## Start Material
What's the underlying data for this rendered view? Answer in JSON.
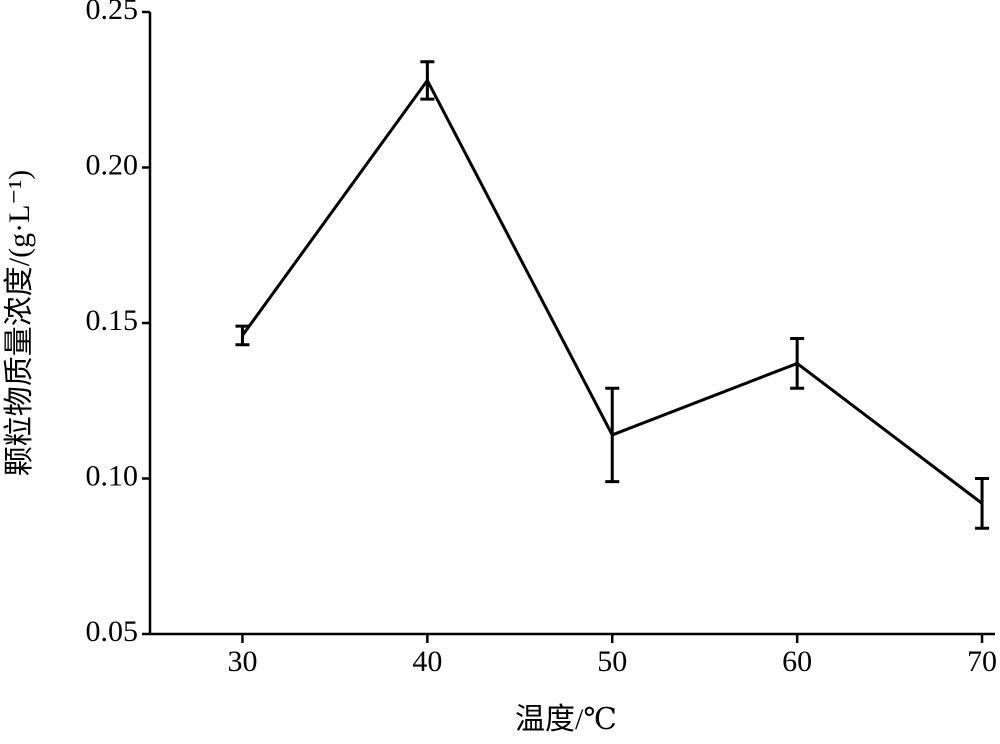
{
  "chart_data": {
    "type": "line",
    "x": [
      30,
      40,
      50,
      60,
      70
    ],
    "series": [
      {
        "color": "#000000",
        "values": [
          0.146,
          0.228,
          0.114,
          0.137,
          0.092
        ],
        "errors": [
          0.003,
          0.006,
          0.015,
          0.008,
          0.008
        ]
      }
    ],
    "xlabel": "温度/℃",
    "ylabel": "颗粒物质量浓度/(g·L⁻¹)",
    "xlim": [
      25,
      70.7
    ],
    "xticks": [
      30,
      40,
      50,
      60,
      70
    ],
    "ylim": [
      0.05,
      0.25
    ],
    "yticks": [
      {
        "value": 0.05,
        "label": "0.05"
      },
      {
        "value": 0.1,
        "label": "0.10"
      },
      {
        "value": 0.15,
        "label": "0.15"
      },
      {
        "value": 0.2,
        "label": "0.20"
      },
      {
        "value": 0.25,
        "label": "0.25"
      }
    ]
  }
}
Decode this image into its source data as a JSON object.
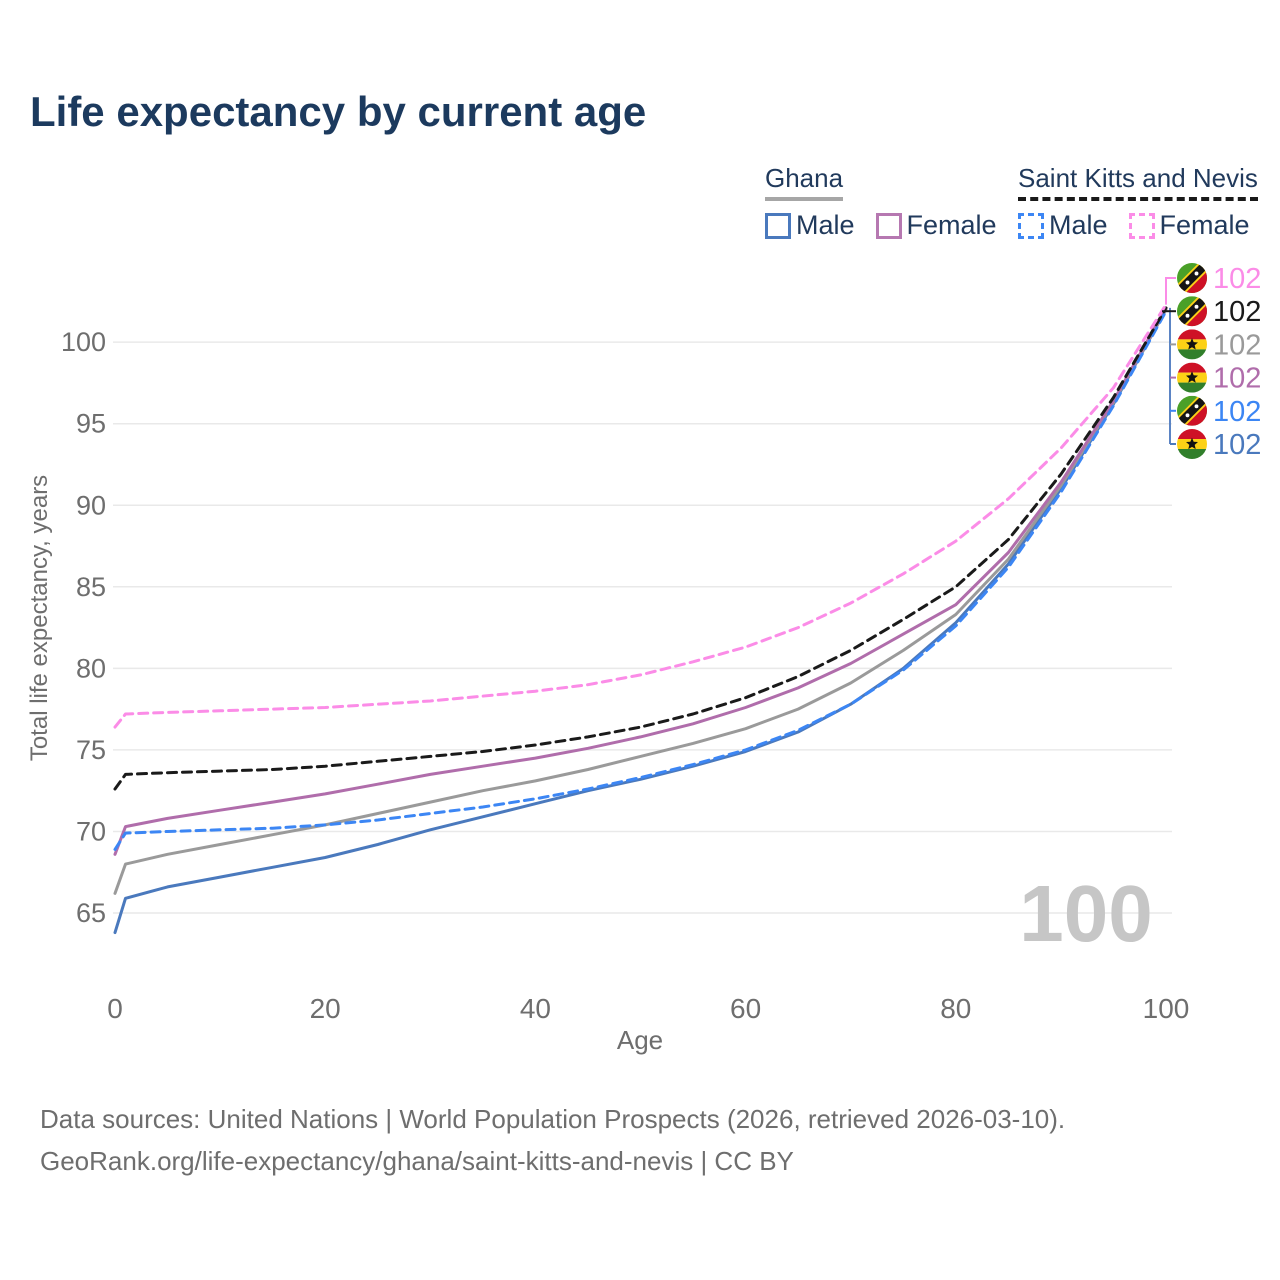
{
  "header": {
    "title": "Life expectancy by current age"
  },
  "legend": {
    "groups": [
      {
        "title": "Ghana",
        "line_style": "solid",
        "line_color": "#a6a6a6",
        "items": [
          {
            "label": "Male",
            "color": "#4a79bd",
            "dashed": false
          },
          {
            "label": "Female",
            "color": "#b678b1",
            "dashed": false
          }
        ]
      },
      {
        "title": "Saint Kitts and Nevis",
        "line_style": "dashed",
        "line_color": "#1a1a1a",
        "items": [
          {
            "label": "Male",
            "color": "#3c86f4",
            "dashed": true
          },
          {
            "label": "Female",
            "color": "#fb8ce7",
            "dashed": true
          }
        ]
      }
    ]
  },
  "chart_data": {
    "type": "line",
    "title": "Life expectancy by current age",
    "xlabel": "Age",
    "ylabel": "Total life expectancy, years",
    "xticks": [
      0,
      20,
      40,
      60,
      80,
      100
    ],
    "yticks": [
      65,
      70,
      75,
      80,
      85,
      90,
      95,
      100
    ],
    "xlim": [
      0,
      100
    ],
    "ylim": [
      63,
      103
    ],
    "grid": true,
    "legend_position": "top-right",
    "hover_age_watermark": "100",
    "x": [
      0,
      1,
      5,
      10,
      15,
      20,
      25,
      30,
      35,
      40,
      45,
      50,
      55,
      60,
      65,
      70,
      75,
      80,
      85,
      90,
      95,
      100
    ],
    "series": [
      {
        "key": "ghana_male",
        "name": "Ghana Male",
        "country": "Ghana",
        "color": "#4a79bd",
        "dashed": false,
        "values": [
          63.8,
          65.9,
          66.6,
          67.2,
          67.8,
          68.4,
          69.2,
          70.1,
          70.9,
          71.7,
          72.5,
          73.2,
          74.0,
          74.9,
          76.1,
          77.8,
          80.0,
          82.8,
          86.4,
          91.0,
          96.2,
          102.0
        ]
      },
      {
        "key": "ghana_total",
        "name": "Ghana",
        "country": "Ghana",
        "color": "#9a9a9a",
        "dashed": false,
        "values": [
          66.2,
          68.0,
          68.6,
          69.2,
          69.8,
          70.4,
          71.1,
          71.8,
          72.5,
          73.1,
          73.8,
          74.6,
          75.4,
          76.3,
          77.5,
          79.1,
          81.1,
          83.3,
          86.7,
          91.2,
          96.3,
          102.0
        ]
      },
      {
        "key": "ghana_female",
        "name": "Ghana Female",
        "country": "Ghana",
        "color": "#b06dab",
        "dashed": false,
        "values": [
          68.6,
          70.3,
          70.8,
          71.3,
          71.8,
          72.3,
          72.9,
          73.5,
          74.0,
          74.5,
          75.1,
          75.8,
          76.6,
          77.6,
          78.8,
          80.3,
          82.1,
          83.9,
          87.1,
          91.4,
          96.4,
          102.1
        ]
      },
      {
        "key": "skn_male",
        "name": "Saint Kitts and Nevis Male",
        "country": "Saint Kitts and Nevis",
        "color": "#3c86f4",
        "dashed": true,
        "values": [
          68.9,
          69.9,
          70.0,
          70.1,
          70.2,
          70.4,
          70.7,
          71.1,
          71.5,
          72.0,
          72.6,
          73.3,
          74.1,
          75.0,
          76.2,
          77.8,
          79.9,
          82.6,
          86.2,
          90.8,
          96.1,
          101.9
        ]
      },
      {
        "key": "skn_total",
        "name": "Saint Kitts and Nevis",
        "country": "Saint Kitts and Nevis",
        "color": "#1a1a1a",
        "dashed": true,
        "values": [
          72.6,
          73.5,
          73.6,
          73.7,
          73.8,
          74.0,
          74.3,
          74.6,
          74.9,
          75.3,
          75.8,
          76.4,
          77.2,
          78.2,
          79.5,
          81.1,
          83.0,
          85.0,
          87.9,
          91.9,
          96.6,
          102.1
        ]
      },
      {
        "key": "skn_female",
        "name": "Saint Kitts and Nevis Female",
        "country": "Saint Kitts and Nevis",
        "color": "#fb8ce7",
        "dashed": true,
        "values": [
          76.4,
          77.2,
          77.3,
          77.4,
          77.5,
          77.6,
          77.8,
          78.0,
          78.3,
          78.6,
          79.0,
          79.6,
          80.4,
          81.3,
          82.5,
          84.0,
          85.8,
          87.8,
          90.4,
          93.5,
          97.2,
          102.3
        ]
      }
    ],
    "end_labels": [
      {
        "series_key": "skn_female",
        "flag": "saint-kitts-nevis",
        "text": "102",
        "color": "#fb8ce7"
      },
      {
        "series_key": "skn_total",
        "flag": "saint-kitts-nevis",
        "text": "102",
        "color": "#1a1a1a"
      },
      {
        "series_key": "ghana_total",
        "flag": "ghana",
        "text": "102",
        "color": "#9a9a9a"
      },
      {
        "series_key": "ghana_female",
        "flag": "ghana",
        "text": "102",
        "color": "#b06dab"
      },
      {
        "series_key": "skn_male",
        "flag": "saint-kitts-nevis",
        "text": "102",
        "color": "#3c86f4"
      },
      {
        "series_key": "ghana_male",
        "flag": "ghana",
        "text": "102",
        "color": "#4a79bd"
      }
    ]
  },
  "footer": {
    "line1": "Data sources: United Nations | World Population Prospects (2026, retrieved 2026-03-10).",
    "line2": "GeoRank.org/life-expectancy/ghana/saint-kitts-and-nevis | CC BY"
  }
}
## End Material
▸ To be done
Repeat all the records above exactly, leaving out any pictures.

▸ Response to the task
What's the underlying data for this rendered view? Answer in JSON.
{
  "chart_data": {
    "type": "line",
    "x": [
      30,
      40,
      50,
      60,
      70
    ],
    "series": [
      {
        "color": "#000000",
        "values": [
          0.146,
          0.228,
          0.114,
          0.137,
          0.092
        ],
        "errors": [
          0.003,
          0.006,
          0.015,
          0.008,
          0.008
        ]
      }
    ],
    "xlabel": "温度/℃",
    "ylabel": "颗粒物质量浓度/(g·L⁻¹)",
    "xlim": [
      25,
      70.7
    ],
    "xticks": [
      30,
      40,
      50,
      60,
      70
    ],
    "ylim": [
      0.05,
      0.25
    ],
    "yticks": [
      {
        "value": 0.05,
        "label": "0.05"
      },
      {
        "value": 0.1,
        "label": "0.10"
      },
      {
        "value": 0.15,
        "label": "0.15"
      },
      {
        "value": 0.2,
        "label": "0.20"
      },
      {
        "value": 0.25,
        "label": "0.25"
      }
    ]
  }
}
Decode this image into its source data as a JSON object.
{
  "header": {
    "title": "Life expectancy by current age"
  },
  "legend": {
    "groups": [
      {
        "title": "Ghana",
        "line_style": "solid",
        "line_color": "#a6a6a6",
        "items": [
          {
            "label": "Male",
            "color": "#4a79bd",
            "dashed": false
          },
          {
            "label": "Female",
            "color": "#b678b1",
            "dashed": false
          }
        ]
      },
      {
        "title": "Saint Kitts and Nevis",
        "line_style": "dashed",
        "line_color": "#1a1a1a",
        "items": [
          {
            "label": "Male",
            "color": "#3c86f4",
            "dashed": true
          },
          {
            "label": "Female",
            "color": "#fb8ce7",
            "dashed": true
          }
        ]
      }
    ]
  },
  "chart_data": {
    "type": "line",
    "title": "Life expectancy by current age",
    "xlabel": "Age",
    "ylabel": "Total life expectancy, years",
    "xticks": [
      0,
      20,
      40,
      60,
      80,
      100
    ],
    "yticks": [
      65,
      70,
      75,
      80,
      85,
      90,
      95,
      100
    ],
    "xlim": [
      0,
      100
    ],
    "ylim": [
      63,
      103
    ],
    "grid": true,
    "legend_position": "top-right",
    "hover_age_watermark": "100",
    "x": [
      0,
      1,
      5,
      10,
      15,
      20,
      25,
      30,
      35,
      40,
      45,
      50,
      55,
      60,
      65,
      70,
      75,
      80,
      85,
      90,
      95,
      100
    ],
    "series": [
      {
        "key": "ghana_male",
        "name": "Ghana Male",
        "country": "Ghana",
        "color": "#4a79bd",
        "dashed": false,
        "values": [
          63.8,
          65.9,
          66.6,
          67.2,
          67.8,
          68.4,
          69.2,
          70.1,
          70.9,
          71.7,
          72.5,
          73.2,
          74.0,
          74.9,
          76.1,
          77.8,
          80.0,
          82.8,
          86.4,
          91.0,
          96.2,
          102.0
        ]
      },
      {
        "key": "ghana_total",
        "name": "Ghana",
        "country": "Ghana",
        "color": "#9a9a9a",
        "dashed": false,
        "values": [
          66.2,
          68.0,
          68.6,
          69.2,
          69.8,
          70.4,
          71.1,
          71.8,
          72.5,
          73.1,
          73.8,
          74.6,
          75.4,
          76.3,
          77.5,
          79.1,
          81.1,
          83.3,
          86.7,
          91.2,
          96.3,
          102.0
        ]
      },
      {
        "key": "ghana_female",
        "name": "Ghana Female",
        "country": "Ghana",
        "color": "#b06dab",
        "dashed": false,
        "values": [
          68.6,
          70.3,
          70.8,
          71.3,
          71.8,
          72.3,
          72.9,
          73.5,
          74.0,
          74.5,
          75.1,
          75.8,
          76.6,
          77.6,
          78.8,
          80.3,
          82.1,
          83.9,
          87.1,
          91.4,
          96.4,
          102.1
        ]
      },
      {
        "key": "skn_male",
        "name": "Saint Kitts and Nevis Male",
        "country": "Saint Kitts and Nevis",
        "color": "#3c86f4",
        "dashed": true,
        "values": [
          68.9,
          69.9,
          70.0,
          70.1,
          70.2,
          70.4,
          70.7,
          71.1,
          71.5,
          72.0,
          72.6,
          73.3,
          74.1,
          75.0,
          76.2,
          77.8,
          79.9,
          82.6,
          86.2,
          90.8,
          96.1,
          101.9
        ]
      },
      {
        "key": "skn_total",
        "name": "Saint Kitts and Nevis",
        "country": "Saint Kitts and Nevis",
        "color": "#1a1a1a",
        "dashed": true,
        "values": [
          72.6,
          73.5,
          73.6,
          73.7,
          73.8,
          74.0,
          74.3,
          74.6,
          74.9,
          75.3,
          75.8,
          76.4,
          77.2,
          78.2,
          79.5,
          81.1,
          83.0,
          85.0,
          87.9,
          91.9,
          96.6,
          102.1
        ]
      },
      {
        "key": "skn_female",
        "name": "Saint Kitts and Nevis Female",
        "country": "Saint Kitts and Nevis",
        "color": "#fb8ce7",
        "dashed": true,
        "values": [
          76.4,
          77.2,
          77.3,
          77.4,
          77.5,
          77.6,
          77.8,
          78.0,
          78.3,
          78.6,
          79.0,
          79.6,
          80.4,
          81.3,
          82.5,
          84.0,
          85.8,
          87.8,
          90.4,
          93.5,
          97.2,
          102.3
        ]
      }
    ],
    "end_labels": [
      {
        "series_key": "skn_female",
        "flag": "saint-kitts-nevis",
        "text": "102",
        "color": "#fb8ce7"
      },
      {
        "series_key": "skn_total",
        "flag": "saint-kitts-nevis",
        "text": "102",
        "color": "#1a1a1a"
      },
      {
        "series_key": "ghana_total",
        "flag": "ghana",
        "text": "102",
        "color": "#9a9a9a"
      },
      {
        "series_key": "ghana_female",
        "flag": "ghana",
        "text": "102",
        "color": "#b06dab"
      },
      {
        "series_key": "skn_male",
        "flag": "saint-kitts-nevis",
        "text": "102",
        "color": "#3c86f4"
      },
      {
        "series_key": "ghana_male",
        "flag": "ghana",
        "text": "102",
        "color": "#4a79bd"
      }
    ]
  },
  "footer": {
    "line1": "Data sources: United Nations | World Population Prospects (2026, retrieved 2026-03-10).",
    "line2": "GeoRank.org/life-expectancy/ghana/saint-kitts-and-nevis | CC BY"
  }
}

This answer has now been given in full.